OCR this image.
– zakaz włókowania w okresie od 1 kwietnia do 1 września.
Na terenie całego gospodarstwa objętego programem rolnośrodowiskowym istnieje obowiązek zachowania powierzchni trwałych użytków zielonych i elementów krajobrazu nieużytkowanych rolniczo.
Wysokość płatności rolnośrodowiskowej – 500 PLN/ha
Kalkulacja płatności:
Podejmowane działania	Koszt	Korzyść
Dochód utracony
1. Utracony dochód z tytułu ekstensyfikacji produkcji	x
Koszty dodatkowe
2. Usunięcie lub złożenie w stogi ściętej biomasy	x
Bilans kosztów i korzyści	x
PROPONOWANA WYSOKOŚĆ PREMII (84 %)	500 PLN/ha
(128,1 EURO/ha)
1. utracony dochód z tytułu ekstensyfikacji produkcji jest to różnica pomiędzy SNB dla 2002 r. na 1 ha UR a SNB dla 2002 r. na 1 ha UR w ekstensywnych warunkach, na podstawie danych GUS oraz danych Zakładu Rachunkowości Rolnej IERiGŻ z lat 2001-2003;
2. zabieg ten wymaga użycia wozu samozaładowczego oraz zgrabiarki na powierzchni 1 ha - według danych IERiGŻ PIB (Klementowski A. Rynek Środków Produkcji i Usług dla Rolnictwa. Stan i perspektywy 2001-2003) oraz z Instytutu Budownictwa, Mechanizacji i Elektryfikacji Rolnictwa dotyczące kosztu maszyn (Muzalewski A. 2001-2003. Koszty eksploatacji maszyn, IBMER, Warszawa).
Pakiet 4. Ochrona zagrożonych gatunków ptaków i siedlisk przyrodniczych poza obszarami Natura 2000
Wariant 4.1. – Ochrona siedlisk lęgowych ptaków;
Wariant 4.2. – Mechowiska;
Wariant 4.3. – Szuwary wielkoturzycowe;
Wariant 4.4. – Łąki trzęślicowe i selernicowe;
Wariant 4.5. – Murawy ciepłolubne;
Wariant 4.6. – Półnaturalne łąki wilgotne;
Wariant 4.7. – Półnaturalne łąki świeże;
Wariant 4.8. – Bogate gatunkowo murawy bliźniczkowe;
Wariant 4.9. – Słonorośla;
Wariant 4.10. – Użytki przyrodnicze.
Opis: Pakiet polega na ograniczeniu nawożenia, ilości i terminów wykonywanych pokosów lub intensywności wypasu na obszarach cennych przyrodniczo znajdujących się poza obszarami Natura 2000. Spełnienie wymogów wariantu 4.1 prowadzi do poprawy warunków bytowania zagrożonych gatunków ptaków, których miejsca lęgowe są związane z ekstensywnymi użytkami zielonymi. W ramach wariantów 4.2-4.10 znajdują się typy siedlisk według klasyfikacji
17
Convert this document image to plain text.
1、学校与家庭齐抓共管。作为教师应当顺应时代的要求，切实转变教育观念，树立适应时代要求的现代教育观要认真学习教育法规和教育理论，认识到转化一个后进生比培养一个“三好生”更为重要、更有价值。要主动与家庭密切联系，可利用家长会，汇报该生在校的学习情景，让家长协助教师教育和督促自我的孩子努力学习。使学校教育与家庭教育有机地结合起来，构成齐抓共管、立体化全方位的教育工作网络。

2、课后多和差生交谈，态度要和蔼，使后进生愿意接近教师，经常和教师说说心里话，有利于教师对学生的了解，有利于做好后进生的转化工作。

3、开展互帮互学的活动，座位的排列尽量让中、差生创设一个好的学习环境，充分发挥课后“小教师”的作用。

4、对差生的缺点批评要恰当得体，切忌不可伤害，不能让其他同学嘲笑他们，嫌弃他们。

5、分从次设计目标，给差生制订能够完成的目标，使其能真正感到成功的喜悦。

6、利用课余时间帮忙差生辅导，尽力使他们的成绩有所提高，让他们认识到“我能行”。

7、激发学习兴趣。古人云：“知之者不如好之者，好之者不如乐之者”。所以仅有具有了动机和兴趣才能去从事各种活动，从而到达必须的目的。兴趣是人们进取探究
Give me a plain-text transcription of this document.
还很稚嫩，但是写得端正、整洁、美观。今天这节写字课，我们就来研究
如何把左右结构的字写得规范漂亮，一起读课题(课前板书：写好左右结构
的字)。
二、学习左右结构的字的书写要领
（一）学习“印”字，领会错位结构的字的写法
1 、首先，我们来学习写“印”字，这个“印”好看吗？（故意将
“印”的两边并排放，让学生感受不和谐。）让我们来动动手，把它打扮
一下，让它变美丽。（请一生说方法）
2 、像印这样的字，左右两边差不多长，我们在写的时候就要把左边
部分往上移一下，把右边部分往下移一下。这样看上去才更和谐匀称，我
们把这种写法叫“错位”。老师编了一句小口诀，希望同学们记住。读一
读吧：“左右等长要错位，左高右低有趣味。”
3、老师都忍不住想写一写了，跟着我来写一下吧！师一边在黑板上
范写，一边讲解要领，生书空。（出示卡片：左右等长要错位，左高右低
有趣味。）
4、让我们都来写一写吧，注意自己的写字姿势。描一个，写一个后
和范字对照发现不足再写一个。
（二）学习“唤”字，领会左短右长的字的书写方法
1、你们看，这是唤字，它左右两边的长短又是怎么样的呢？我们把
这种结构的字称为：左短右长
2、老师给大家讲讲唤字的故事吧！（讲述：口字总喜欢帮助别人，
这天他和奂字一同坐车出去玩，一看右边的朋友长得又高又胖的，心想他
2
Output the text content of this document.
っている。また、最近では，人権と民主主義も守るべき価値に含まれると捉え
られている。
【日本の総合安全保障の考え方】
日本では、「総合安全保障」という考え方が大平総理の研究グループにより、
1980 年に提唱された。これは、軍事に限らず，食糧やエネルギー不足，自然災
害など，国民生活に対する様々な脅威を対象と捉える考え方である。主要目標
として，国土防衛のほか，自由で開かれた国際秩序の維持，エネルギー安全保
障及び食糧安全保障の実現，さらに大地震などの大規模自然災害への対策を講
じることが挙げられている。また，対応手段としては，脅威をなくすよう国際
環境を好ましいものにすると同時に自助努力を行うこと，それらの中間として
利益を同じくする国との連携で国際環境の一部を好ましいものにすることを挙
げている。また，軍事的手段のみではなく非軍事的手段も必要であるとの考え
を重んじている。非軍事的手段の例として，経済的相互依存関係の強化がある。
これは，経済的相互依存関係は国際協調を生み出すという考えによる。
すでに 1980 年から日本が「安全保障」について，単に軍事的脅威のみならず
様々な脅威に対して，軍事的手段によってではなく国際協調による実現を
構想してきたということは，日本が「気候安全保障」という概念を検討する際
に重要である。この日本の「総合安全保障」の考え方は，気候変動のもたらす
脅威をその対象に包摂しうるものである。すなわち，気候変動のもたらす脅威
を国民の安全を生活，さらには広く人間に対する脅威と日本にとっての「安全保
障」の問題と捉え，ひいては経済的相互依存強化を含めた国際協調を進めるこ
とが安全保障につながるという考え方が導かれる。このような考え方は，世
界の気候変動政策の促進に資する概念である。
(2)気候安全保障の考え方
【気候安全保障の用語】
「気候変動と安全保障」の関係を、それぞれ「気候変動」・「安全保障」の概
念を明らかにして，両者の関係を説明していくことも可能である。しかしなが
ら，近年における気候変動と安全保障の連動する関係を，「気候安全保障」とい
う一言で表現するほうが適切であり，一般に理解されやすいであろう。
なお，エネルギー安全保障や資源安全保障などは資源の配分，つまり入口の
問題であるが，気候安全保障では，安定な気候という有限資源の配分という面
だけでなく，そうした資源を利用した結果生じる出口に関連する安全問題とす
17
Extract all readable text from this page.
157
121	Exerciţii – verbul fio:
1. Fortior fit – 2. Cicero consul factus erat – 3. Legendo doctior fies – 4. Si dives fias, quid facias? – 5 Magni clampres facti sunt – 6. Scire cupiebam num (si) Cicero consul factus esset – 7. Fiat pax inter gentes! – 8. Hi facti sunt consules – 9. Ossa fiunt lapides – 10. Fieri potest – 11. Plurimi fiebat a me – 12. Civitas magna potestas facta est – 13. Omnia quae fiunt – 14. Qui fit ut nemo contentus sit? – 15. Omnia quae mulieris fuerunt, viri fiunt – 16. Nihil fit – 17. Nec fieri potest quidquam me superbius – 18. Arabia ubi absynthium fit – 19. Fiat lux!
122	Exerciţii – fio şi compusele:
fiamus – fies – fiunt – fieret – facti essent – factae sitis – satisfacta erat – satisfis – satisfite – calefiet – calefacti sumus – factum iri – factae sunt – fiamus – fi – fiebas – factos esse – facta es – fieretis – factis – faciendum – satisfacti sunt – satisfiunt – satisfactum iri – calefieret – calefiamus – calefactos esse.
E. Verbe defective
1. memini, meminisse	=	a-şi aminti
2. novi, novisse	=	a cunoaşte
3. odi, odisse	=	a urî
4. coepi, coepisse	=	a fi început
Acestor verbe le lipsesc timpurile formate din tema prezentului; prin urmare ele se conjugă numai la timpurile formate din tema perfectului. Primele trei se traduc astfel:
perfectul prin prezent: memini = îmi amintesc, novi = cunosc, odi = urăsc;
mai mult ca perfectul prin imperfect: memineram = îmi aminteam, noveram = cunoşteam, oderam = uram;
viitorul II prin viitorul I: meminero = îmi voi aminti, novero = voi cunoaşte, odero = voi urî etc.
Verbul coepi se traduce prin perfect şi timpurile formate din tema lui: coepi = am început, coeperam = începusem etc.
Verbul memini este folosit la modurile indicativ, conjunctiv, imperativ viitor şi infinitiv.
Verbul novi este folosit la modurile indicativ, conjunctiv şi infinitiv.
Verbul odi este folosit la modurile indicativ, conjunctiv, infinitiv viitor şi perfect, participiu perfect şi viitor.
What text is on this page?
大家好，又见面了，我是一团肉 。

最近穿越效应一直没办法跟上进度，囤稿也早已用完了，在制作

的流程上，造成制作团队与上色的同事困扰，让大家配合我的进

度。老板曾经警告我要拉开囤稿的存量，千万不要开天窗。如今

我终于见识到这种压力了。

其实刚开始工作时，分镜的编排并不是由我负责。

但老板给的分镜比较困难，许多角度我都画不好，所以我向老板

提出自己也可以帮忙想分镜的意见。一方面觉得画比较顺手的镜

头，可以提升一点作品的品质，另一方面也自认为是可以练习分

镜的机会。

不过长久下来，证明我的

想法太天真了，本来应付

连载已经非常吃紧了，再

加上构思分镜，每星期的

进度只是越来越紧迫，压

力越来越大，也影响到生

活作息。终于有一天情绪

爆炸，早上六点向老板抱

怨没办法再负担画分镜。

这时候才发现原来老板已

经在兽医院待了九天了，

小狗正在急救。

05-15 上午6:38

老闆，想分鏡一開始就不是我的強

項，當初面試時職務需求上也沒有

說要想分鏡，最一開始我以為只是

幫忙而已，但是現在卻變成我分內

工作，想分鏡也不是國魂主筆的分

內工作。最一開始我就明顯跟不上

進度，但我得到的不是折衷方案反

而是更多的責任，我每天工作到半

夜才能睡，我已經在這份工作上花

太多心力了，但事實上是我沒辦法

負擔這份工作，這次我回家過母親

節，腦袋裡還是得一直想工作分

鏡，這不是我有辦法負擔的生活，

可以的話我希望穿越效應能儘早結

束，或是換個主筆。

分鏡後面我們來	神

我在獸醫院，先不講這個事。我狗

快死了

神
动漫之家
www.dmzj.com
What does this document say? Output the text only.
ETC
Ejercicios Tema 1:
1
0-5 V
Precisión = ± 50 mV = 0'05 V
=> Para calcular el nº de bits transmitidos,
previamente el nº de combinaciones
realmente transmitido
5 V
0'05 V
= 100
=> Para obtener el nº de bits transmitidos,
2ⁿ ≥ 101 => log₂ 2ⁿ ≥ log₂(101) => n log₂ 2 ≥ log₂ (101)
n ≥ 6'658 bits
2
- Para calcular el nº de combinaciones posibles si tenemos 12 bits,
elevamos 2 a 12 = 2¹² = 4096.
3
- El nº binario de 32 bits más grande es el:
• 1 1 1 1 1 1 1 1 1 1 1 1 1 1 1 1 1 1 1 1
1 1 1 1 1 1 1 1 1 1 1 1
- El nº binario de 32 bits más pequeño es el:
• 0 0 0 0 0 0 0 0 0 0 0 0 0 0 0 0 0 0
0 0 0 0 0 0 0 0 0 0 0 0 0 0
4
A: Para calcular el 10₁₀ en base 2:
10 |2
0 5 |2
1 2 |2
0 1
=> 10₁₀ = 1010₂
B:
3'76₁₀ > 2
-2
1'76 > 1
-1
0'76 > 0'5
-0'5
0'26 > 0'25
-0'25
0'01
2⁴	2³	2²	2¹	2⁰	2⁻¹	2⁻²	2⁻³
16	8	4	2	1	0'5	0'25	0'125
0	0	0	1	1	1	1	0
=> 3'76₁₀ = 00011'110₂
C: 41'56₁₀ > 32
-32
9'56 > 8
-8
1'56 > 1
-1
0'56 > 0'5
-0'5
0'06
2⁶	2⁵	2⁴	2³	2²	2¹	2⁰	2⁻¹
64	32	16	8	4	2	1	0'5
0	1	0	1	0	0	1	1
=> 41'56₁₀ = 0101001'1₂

+++

■ **Goal**
Reproduce only the lines running from the one with "What does this" through the final line of the listing above, both ends included.

■ **Exercise output**
What does this document say? Output the text only.
ETC
Ejercicios Tema 1:
1
0-5 V
Precisión = ± 50 mV = 0'05 V
=> Para calcular el nº de bits transmitidos,
previamente el nº de combinaciones
realmente transmitido
5 V
0'05 V
= 100
=> Para obtener el nº de bits transmitidos,
2ⁿ ≥ 101 => log₂ 2ⁿ ≥ log₂(101) => n log₂ 2 ≥ log₂ (101)
n ≥ 6'658 bits
2
- Para calcular el nº de combinaciones posibles si tenemos 12 bits,
elevamos 2 a 12 = 2¹² = 4096.
3
- El nº binario de 32 bits más grande es el:
• 1 1 1 1 1 1 1 1 1 1 1 1 1 1 1 1 1 1 1 1
1 1 1 1 1 1 1 1 1 1 1 1
- El nº binario de 32 bits más pequeño es el:
• 0 0 0 0 0 0 0 0 0 0 0 0 0 0 0 0 0 0
0 0 0 0 0 0 0 0 0 0 0 0 0 0
4
A: Para calcular el 10₁₀ en base 2:
10 |2
0 5 |2
1 2 |2
0 1
=> 10₁₀ = 1010₂
B:
3'76₁₀ > 2
-2
1'76 > 1
-1
0'76 > 0'5
-0'5
0'26 > 0'25
-0'25
0'01
2⁴	2³	2²	2¹	2⁰	2⁻¹	2⁻²	2⁻³
16	8	4	2	1	0'5	0'25	0'125
0	0	0	1	1	1	1	0
=> 3'76₁₀ = 00011'110₂
C: 41'56₁₀ > 32
-32
9'56 > 8
-8
1'56 > 1
-1
0'56 > 0'5
-0'5
0'06
2⁶	2⁵	2⁴	2³	2²	2¹	2⁰	2⁻¹
64	32	16	8	4	2	1	0'5
0	1	0	1	0	0	1	1
=> 41'56₁₀ = 0101001'1₂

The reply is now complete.